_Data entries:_

#####

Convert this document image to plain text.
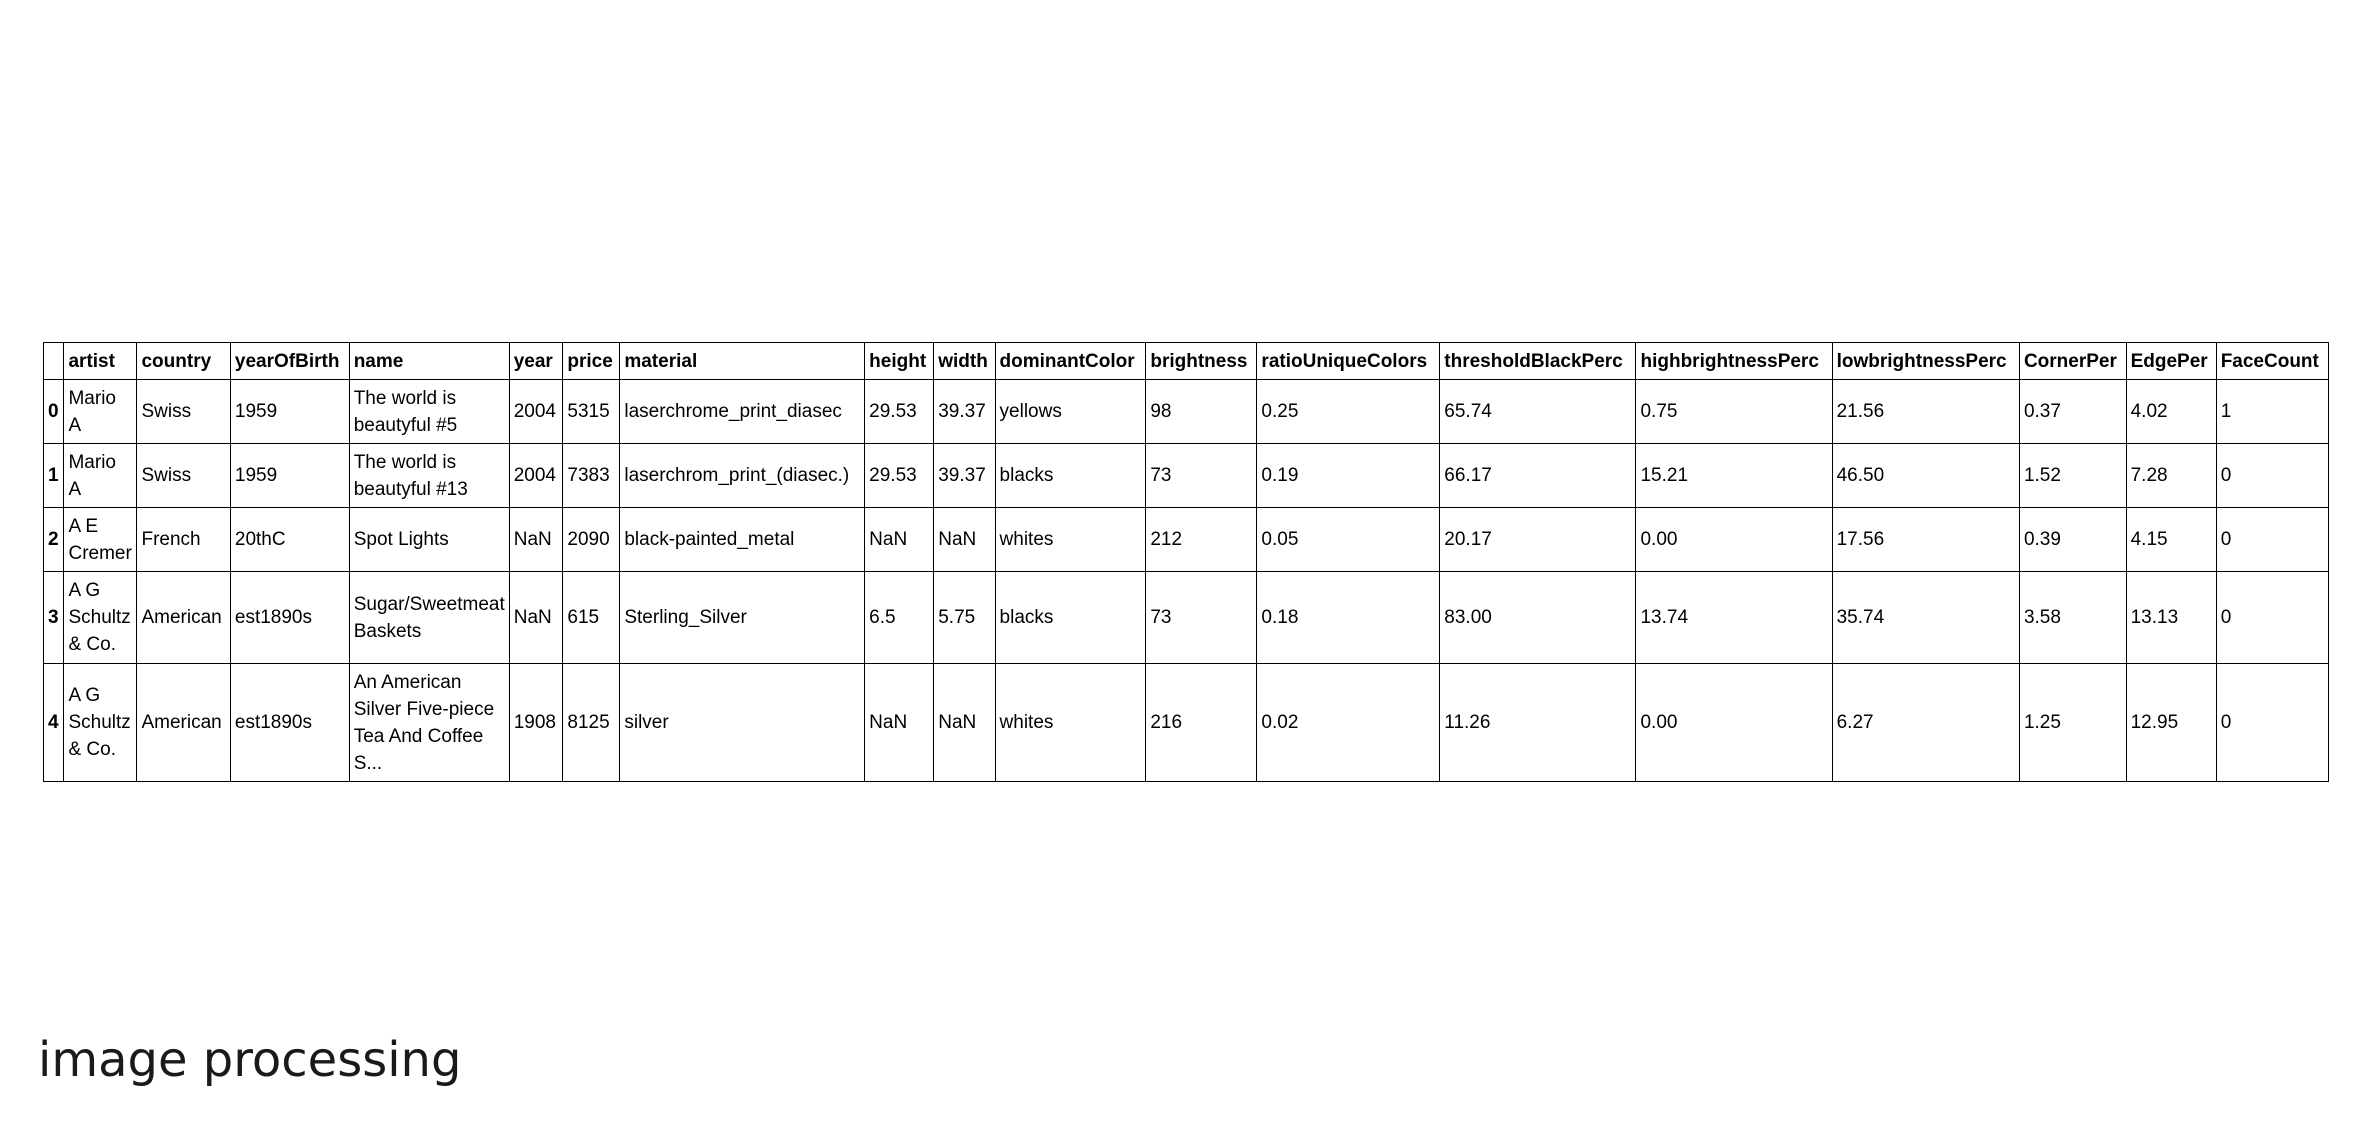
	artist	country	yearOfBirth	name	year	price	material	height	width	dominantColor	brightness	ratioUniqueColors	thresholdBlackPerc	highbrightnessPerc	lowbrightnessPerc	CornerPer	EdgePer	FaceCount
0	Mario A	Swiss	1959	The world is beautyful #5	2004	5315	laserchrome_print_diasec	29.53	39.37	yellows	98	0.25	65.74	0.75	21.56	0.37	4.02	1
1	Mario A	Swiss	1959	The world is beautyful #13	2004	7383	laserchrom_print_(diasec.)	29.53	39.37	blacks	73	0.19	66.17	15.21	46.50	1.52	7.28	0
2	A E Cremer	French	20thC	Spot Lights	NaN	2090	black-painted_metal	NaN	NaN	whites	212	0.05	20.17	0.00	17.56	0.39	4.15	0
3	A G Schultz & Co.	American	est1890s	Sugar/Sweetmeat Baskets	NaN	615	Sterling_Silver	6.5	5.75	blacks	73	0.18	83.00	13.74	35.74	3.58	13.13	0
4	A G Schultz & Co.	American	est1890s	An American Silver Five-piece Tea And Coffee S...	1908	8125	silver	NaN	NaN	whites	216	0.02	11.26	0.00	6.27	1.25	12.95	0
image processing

#####

_Problem to solve:_ Collect every line from the records above that contains the word "beautyful".

_Output of the exercise:_
0	Mario A	Swiss	1959	The world is beautyful #5	2004	5315	laserchrome_print_diasec	29.53	39.37	yellows	98	0.25	65.74	0.75	21.56	0.37	4.02	1
1	Mario A	Swiss	1959	The world is beautyful #13	2004	7383	laserchrom_print_(diasec.)	29.53	39.37	blacks	73	0.19	66.17	15.21	46.50	1.52	7.28	0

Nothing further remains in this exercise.